• Directions for this task: Set down the whole listing verbatim.

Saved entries
☆ ☆ ☆ ☆

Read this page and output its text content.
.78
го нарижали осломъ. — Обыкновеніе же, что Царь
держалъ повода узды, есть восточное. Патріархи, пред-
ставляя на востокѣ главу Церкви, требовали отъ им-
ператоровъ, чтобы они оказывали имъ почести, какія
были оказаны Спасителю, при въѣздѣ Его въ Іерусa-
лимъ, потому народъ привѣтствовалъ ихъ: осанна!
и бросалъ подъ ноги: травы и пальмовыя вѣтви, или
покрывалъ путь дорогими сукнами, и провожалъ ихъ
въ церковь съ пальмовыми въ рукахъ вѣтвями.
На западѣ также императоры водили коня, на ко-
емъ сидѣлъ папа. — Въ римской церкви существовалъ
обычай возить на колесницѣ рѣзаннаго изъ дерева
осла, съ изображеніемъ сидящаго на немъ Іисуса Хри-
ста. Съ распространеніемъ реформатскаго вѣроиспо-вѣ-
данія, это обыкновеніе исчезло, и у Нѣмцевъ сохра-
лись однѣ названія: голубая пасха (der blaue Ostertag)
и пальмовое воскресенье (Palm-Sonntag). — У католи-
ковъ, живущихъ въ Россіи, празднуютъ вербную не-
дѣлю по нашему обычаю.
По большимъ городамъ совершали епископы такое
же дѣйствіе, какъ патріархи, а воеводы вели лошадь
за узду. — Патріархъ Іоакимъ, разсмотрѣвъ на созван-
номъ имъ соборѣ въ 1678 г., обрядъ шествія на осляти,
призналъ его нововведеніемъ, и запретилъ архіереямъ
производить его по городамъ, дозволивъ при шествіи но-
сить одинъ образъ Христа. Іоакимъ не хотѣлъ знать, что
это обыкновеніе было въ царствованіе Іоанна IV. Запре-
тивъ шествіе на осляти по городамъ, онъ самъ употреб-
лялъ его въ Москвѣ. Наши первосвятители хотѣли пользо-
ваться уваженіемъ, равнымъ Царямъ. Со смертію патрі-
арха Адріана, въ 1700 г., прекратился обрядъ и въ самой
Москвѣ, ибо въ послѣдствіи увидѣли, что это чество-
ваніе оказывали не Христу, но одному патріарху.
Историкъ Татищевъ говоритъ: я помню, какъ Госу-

☆ ☆ ☆ ☆

• Output for this exercise:
Read this page and output its text content.
.78
го нарижали осломъ. — Обыкновеніе же, что Царь
держалъ повода узды, есть восточное. Патріархи, пред-
ставляя на востокѣ главу Церкви, требовали отъ им-
ператоровъ, чтобы они оказывали имъ почести, какія
были оказаны Спасителю, при въѣздѣ Его въ Іерусa-
лимъ, потому народъ привѣтствовалъ ихъ: осанна!
и бросалъ подъ ноги: травы и пальмовыя вѣтви, или
покрывалъ путь дорогими сукнами, и провожалъ ихъ
въ церковь съ пальмовыми въ рукахъ вѣтвями.
На западѣ также императоры водили коня, на ко-
емъ сидѣлъ папа. — Въ римской церкви существовалъ
обычай возить на колесницѣ рѣзаннаго изъ дерева
осла, съ изображеніемъ сидящаго на немъ Іисуса Хри-
ста. Съ распространеніемъ реформатскаго вѣроиспо-вѣ-
данія, это обыкновеніе исчезло, и у Нѣмцевъ сохра-
лись однѣ названія: голубая пасха (der blaue Ostertag)
и пальмовое воскресенье (Palm-Sonntag). — У католи-
ковъ, живущихъ въ Россіи, празднуютъ вербную не-
дѣлю по нашему обычаю.
По большимъ городамъ совершали епископы такое
же дѣйствіе, какъ патріархи, а воеводы вели лошадь
за узду. — Патріархъ Іоакимъ, разсмотрѣвъ на созван-
номъ имъ соборѣ въ 1678 г., обрядъ шествія на осляти,
призналъ его нововведеніемъ, и запретилъ архіереямъ
производить его по городамъ, дозволивъ при шествіи но-
сить одинъ образъ Христа. Іоакимъ не хотѣлъ знать, что
это обыкновеніе было въ царствованіе Іоанна IV. Запре-
тивъ шествіе на осляти по городамъ, онъ самъ употреб-
лялъ его въ Москвѣ. Наши первосвятители хотѣли пользо-
ваться уваженіемъ, равнымъ Царямъ. Со смертію патрі-
арха Адріана, въ 1700 г., прекратился обрядъ и въ самой
Москвѣ, ибо въ послѣдствіи увидѣли, что это чество-
ваніе оказывали не Христу, но одному патріарху.
Историкъ Татищевъ говоритъ: я помню, какъ Госу-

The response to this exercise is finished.